**Part of a data file**
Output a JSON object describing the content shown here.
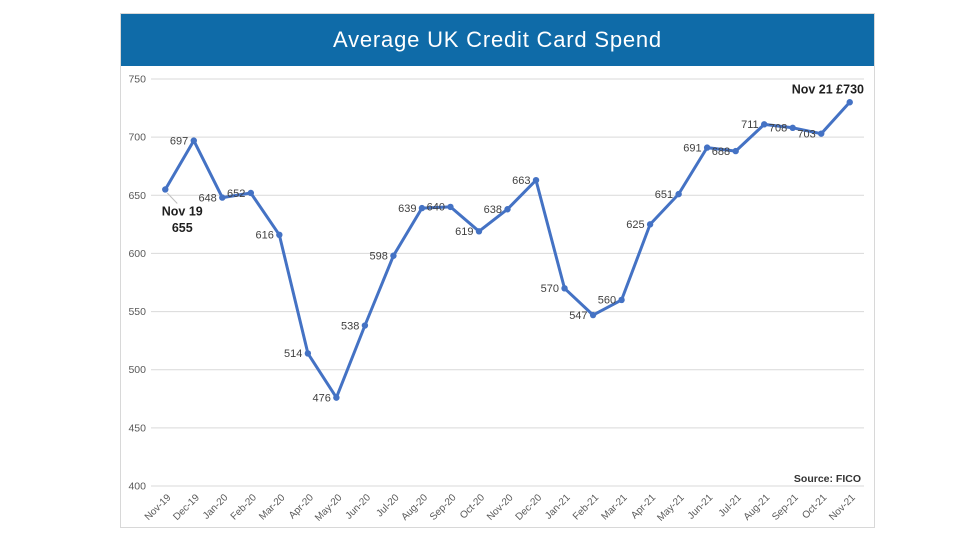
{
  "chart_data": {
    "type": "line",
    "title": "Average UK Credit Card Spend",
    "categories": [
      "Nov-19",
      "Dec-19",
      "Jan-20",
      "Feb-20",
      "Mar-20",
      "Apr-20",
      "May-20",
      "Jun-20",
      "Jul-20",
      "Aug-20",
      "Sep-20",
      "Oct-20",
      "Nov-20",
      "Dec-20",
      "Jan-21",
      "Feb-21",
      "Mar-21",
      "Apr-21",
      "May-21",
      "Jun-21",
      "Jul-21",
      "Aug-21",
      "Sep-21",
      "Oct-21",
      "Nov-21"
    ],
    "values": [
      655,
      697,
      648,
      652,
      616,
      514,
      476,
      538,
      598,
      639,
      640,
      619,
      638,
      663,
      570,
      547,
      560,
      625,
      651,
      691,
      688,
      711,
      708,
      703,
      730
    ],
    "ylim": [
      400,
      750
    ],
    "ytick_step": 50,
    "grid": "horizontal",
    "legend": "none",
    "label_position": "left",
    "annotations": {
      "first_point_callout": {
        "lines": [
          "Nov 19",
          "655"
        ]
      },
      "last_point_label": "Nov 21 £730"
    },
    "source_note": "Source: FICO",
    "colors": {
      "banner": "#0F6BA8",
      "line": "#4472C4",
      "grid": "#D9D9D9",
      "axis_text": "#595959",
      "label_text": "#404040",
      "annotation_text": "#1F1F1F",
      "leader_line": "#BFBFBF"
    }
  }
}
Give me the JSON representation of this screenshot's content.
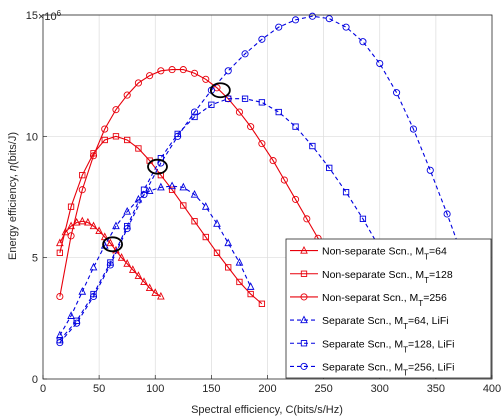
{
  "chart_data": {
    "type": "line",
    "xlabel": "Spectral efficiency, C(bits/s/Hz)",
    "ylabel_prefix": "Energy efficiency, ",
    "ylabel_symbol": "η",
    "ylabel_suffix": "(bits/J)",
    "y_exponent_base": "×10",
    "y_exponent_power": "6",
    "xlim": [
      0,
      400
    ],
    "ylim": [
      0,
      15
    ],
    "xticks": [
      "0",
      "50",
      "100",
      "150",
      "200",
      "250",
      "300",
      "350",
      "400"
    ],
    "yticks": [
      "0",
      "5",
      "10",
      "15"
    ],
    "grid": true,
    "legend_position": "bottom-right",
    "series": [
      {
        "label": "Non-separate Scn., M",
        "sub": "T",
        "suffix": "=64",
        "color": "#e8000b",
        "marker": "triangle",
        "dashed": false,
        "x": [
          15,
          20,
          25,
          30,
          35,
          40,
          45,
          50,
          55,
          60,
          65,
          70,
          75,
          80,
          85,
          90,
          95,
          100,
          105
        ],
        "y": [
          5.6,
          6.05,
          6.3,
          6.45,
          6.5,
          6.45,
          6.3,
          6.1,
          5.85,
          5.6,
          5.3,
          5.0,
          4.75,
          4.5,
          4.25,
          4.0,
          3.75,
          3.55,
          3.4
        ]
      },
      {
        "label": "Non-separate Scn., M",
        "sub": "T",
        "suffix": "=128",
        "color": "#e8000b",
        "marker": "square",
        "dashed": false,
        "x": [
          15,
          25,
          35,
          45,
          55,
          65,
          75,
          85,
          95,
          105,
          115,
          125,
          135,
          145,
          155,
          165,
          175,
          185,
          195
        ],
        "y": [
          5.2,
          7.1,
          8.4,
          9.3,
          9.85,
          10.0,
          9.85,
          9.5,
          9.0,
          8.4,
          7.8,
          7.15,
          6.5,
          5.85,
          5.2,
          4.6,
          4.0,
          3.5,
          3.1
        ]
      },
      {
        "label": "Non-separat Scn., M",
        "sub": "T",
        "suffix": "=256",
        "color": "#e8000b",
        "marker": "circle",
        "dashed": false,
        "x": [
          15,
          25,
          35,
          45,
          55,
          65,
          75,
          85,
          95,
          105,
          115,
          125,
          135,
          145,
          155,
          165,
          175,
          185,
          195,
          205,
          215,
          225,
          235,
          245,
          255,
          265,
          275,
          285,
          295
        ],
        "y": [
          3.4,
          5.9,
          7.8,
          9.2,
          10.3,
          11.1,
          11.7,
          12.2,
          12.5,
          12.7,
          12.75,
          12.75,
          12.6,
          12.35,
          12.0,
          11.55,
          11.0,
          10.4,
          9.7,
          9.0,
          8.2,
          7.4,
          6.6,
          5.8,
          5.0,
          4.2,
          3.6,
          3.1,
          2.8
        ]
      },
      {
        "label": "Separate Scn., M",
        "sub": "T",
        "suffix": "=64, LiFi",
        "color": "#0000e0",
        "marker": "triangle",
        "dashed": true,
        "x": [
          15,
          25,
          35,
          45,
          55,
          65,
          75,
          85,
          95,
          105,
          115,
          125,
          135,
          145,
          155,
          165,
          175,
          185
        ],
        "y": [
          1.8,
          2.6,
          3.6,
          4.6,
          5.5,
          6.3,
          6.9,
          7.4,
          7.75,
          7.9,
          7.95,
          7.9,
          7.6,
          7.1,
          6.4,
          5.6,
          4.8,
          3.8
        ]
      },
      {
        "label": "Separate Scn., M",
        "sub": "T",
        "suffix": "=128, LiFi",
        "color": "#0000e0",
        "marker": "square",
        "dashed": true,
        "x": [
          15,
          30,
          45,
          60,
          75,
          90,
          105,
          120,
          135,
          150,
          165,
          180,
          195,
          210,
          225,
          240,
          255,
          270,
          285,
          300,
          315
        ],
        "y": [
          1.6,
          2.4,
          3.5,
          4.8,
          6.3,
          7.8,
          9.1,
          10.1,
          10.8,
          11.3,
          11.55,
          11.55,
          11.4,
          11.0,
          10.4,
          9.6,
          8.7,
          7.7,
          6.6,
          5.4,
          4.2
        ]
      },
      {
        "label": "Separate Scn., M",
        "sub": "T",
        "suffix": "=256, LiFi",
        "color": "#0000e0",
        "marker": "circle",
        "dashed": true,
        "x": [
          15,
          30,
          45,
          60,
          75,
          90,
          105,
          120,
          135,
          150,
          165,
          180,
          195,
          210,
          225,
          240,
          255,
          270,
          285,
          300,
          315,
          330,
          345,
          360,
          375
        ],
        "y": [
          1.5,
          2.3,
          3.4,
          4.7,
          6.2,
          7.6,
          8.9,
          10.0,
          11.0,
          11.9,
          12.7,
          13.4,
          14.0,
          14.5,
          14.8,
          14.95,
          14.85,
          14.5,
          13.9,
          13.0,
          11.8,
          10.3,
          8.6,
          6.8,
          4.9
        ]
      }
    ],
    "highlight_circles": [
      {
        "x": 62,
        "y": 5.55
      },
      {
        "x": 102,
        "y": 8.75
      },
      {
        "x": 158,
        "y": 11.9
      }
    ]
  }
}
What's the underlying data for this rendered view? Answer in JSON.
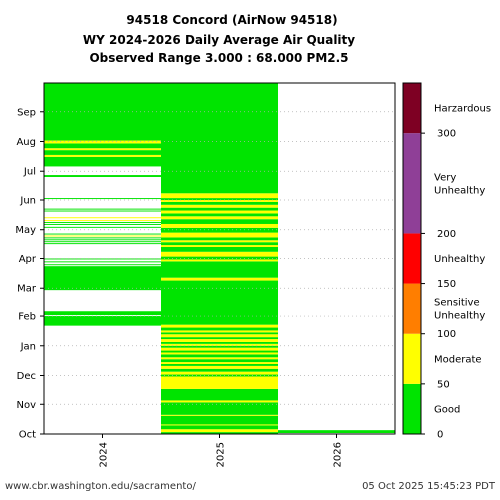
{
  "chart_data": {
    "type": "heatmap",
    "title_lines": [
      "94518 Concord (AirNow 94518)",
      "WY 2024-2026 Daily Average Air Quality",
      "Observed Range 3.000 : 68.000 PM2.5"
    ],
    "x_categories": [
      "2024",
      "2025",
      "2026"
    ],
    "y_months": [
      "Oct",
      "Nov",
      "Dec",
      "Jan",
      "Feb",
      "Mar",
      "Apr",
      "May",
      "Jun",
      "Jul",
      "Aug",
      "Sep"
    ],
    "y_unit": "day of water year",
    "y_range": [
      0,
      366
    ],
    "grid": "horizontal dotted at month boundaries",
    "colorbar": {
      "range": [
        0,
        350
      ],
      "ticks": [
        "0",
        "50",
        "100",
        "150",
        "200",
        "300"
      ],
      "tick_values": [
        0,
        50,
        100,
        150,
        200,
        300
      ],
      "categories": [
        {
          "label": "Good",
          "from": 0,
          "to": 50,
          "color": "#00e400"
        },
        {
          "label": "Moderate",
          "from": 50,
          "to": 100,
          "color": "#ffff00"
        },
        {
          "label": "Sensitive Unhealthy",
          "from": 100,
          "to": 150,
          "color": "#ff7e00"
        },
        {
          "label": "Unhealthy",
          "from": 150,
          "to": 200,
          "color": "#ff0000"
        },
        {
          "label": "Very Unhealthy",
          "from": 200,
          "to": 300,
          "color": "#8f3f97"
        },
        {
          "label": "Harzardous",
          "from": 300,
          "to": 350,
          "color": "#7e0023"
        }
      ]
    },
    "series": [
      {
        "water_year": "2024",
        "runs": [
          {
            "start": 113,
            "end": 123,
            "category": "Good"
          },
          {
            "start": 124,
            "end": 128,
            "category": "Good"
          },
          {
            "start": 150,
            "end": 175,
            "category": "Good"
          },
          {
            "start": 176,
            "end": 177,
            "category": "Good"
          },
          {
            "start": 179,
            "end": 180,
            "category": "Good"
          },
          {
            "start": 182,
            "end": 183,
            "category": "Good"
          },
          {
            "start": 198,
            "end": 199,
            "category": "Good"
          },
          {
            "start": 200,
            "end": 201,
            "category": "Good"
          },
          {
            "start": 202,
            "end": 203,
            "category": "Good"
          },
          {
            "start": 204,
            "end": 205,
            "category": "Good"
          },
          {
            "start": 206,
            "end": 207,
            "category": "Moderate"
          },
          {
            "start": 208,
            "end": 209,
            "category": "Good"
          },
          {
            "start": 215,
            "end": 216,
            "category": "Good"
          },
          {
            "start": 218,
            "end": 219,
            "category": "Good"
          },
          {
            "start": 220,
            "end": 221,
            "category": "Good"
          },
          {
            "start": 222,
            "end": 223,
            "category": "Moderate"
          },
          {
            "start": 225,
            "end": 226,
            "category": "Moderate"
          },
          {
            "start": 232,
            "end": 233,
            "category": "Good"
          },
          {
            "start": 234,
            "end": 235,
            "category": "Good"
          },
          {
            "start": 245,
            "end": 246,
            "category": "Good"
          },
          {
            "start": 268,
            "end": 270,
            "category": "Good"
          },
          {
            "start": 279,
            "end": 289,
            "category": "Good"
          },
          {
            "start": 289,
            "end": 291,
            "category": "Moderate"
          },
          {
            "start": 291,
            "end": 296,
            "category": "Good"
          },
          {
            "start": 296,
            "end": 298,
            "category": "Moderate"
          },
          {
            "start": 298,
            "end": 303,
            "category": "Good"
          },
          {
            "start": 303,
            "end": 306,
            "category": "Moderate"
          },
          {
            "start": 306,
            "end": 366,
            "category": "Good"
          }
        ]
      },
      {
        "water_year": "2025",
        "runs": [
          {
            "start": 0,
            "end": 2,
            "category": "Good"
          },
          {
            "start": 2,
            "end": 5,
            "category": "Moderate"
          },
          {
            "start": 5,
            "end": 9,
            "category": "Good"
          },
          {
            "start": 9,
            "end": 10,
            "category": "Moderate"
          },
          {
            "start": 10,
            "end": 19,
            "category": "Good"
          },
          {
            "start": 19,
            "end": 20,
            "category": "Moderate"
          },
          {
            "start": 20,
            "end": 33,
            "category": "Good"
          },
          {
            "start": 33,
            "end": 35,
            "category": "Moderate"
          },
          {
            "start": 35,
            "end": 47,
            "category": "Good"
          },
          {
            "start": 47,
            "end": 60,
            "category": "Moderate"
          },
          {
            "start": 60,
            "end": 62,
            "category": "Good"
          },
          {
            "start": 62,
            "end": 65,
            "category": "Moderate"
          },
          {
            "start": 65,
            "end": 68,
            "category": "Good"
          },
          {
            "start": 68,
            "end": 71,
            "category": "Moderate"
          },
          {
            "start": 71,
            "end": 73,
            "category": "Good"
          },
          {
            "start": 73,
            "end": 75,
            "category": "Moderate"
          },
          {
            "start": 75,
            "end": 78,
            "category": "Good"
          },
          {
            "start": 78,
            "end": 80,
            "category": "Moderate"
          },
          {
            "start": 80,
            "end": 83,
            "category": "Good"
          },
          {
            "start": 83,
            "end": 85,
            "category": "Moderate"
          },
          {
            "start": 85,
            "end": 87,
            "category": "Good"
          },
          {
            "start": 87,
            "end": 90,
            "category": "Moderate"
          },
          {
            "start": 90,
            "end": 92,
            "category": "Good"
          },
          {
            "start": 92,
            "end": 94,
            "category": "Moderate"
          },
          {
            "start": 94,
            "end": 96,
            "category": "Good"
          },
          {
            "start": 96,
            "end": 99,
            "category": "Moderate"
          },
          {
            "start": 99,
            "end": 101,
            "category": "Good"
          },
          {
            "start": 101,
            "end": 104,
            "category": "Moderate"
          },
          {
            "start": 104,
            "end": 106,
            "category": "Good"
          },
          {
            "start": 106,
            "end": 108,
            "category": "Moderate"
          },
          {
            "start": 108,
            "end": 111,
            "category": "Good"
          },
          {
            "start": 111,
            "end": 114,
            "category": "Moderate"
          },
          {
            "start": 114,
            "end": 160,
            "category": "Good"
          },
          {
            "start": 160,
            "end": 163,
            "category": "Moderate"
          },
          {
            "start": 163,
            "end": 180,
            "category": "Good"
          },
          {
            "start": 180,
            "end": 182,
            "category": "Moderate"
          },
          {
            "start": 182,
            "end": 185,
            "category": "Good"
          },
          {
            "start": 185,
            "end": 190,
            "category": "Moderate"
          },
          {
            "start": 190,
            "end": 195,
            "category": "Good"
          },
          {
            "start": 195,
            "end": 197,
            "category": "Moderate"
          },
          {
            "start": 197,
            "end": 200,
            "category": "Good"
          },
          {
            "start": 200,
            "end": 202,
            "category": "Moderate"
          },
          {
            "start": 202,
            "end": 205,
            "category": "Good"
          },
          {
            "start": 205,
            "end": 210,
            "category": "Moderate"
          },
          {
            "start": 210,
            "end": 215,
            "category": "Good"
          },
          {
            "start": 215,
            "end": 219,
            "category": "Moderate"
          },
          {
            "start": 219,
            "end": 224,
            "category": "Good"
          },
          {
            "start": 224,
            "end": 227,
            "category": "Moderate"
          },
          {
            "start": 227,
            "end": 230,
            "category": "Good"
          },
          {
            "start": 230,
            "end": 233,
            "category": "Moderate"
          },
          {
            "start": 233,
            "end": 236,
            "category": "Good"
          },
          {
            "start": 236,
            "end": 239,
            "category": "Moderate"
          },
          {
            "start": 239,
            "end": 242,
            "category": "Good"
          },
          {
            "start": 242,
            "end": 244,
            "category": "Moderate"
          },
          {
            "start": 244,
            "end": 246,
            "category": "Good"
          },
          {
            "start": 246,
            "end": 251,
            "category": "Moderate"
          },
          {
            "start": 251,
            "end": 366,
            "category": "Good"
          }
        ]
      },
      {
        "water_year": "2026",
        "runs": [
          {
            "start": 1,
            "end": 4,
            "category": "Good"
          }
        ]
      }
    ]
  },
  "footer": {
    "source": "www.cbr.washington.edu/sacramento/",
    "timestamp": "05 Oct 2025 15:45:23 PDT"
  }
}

**Prompt**
Return every line of the preceding records in which the word "this" appears.

**The solution**
Give me the JSON representation of this screenshot's content.
What's the underlying data for this rendered view? Answer in JSON.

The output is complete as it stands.